Connect with Expertise | Find Experts, Get Answers, Share Insights

Comparison of Database performance

 
Join Date: Nov 2009
Posts: 13
#1: Jan 6 '10
Hi all,

I happen to propose a DBMS, the requirement is that we have 1.6million rows in DB having 15 simple columns and at worse we need to come compare 10,000 rows(trasactions) one by one with this 1.6 figure, only 5 columns are compared and filter out some transactions.

and we need get back the results within two days. We are using Java on most probably some linux flavour. Assuming indexing e.t.c are applied

So, what would you suggest that which database we use. can MYSQL or Postgre handle this type of transaction processing. And can we i get calculations on transaction throughput and performance with MySQL and PostgreSQL from some link.

Thanx

dgreenhouse's Avatar
E
C
 
Join Date: May 2008
Location: San Francisco
Posts: 154
#2: Jan 13 '10

re: Comparison of Database performance


Well that's 80 Billion comparisons, so it will take awhile
1.6M X 10,000 X 5 = 80,000,000,000

If you have a machine already setup, I'd just create some dummy data and 'let her rip!' :-)

* GIVEN INSTRUCTION 1
Answer these from the database performance thread:
(a) How many rows and how many columns does the database hold?
(b) Within what time must the results be returned?
(c) What total number of comparisons does the reply calculate?
* GIVEN INSTRUCTION 2
Write out the database performance thread from "Join Date: Nov" up to and including "from some link.", word for word.
The records come from a separate source, unrelated to the database performance thread.

* LISTED ENTRIES

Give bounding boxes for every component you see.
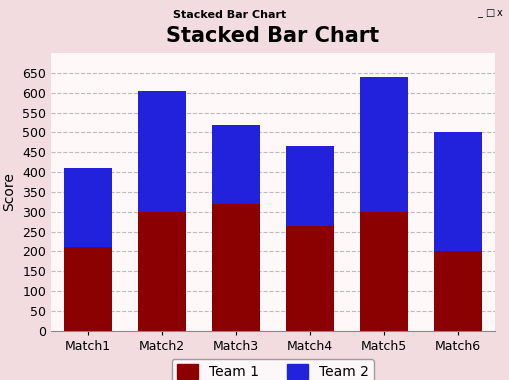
Bar [64, 168, 112, 247]
Bar [359, 212, 407, 331]
Bar [285, 146, 333, 226]
Text: □: □ [484, 8, 493, 18]
Bar [137, 91, 186, 212]
Bar [137, 212, 186, 331]
Bar [433, 133, 481, 251]
Bar [211, 125, 260, 204]
Bar [64, 247, 112, 331]
Bar [285, 226, 333, 331]
Text: x: x [496, 8, 502, 18]
Bar [359, 77, 407, 212]
Text: Stacked Bar Chart: Stacked Bar Chart [173, 10, 286, 20]
Y-axis label: Score: Score [3, 173, 17, 211]
Bar [433, 251, 481, 331]
Text: _: _ [476, 8, 481, 18]
Legend: Team 1, Team 2: Team 1, Team 2 [171, 359, 374, 380]
Bar [211, 204, 260, 331]
Title: Stacked Bar Chart: Stacked Bar Chart [166, 26, 379, 46]
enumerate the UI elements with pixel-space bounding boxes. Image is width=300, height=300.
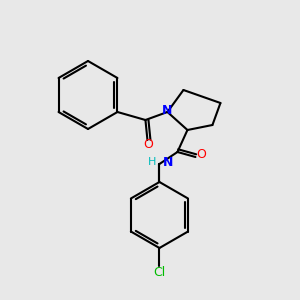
Text: H: H — [148, 157, 156, 167]
Text: N: N — [162, 104, 172, 118]
Text: O: O — [196, 148, 206, 161]
Text: O: O — [143, 137, 153, 151]
Text: Cl: Cl — [153, 266, 166, 278]
Text: N: N — [162, 155, 173, 169]
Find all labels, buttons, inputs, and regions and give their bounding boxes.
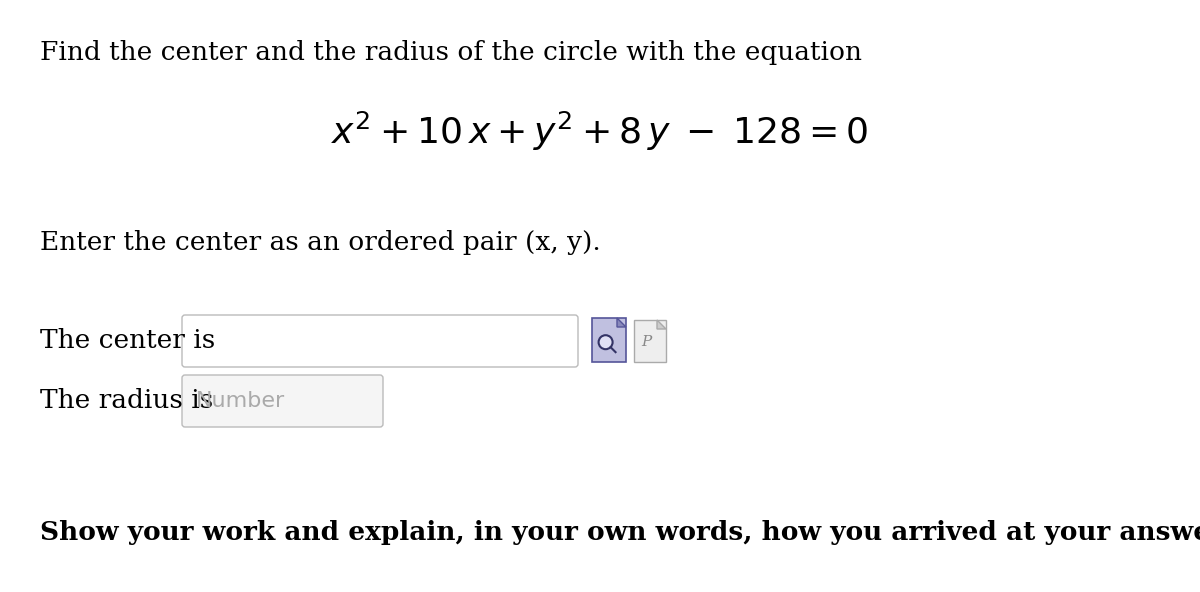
Text: P: P: [641, 335, 652, 349]
Polygon shape: [658, 320, 666, 329]
Text: The radius is: The radius is: [40, 388, 214, 413]
FancyBboxPatch shape: [634, 320, 666, 362]
Polygon shape: [617, 318, 626, 327]
Text: Enter the center as an ordered pair (x, y).: Enter the center as an ordered pair (x, …: [40, 230, 601, 255]
FancyBboxPatch shape: [182, 375, 383, 427]
Text: Number: Number: [196, 391, 286, 411]
Circle shape: [599, 335, 613, 349]
Text: The center is: The center is: [40, 327, 215, 352]
Text: Show your work and explain, in your own words, how you arrived at your answers.: Show your work and explain, in your own …: [40, 520, 1200, 545]
Text: Find the center and the radius of the circle with the equation: Find the center and the radius of the ci…: [40, 40, 862, 65]
FancyBboxPatch shape: [182, 315, 578, 367]
FancyBboxPatch shape: [592, 318, 626, 362]
Text: $x^2 + 10\,x + y^2 + 8\,y \;-\; 128 = 0$: $x^2 + 10\,x + y^2 + 8\,y \;-\; 128 = 0$: [331, 110, 869, 153]
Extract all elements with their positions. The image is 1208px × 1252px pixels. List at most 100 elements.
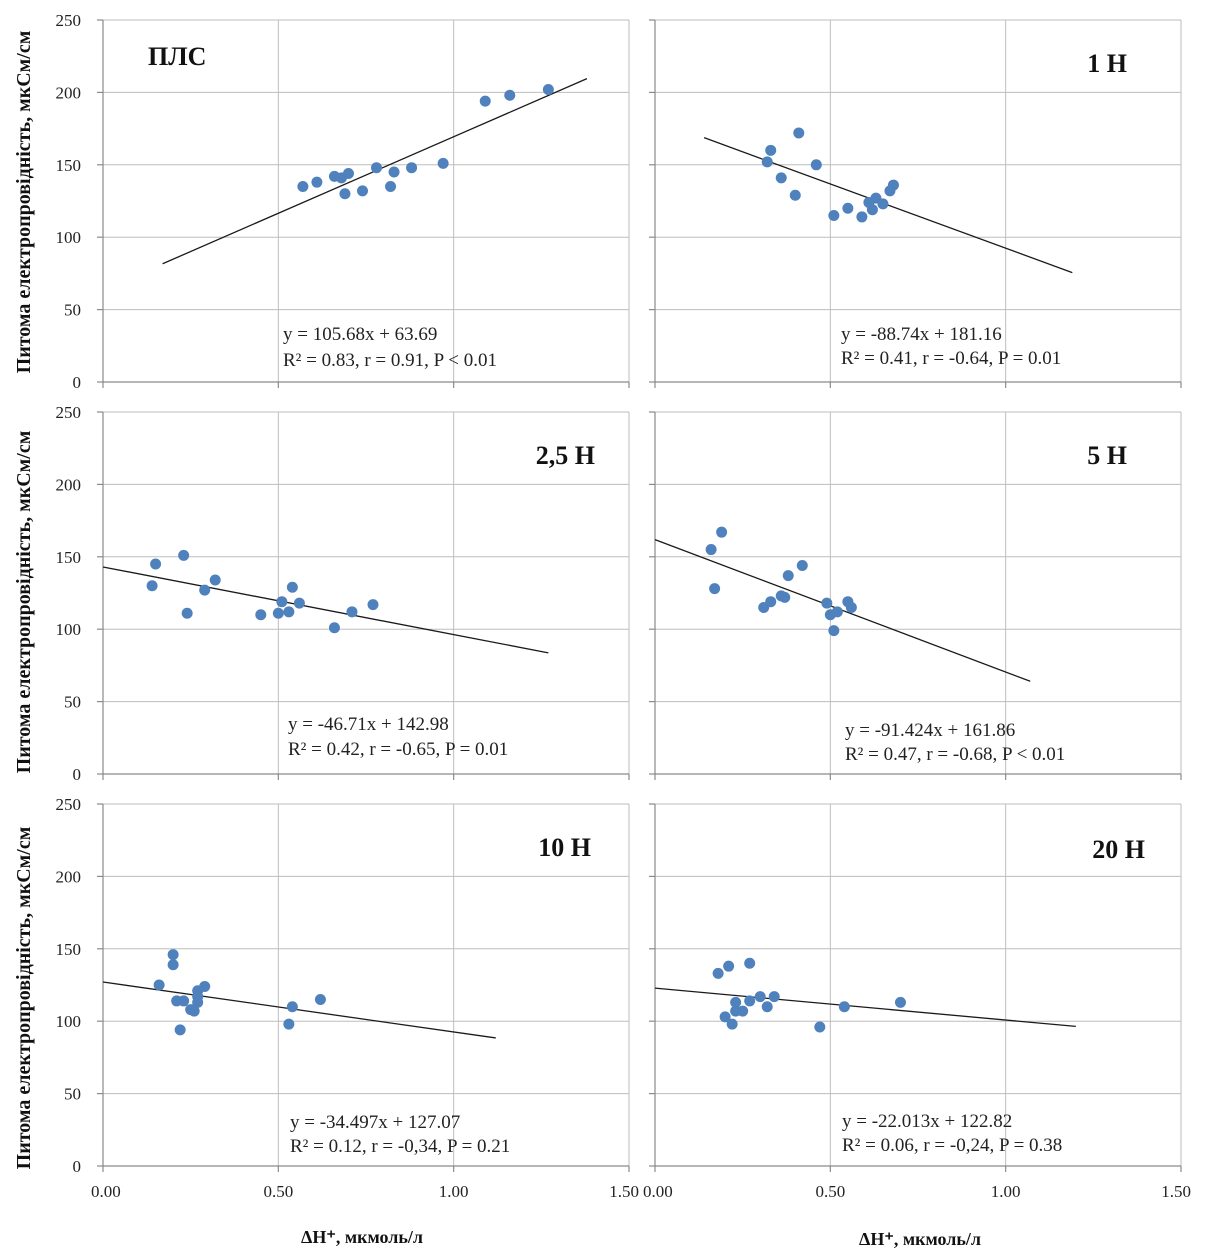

* FINAL RESULT 1
(a) 1.6 million rows with 15 simple columns.
(b) Within two days.
(c) 80 billion (80,000,000,000).

* FINAL RESULT 2
Join Date: Nov 2009
Posts: 13
#1: Jan 6 '10
Hi all,

I happen to propose a DBMS, the requirement is that we have 1.6million rows in DB having 15 simple columns and at worse we need to come compare 10,000 rows(trasactions) one by one with this 1.6 figure, only 5 columns are compared and filter out some transactions.

and we need get back the results within two days. We are using Java on most probably some linux flavour. Assuming indexing e.t.c are applied

So, what would you suggest that which database we use. can MYSQL or Postgre handle this type of transaction processing. And can we i get calculations on transaction throughput and performance with MySQL and PostgreSQL from some link.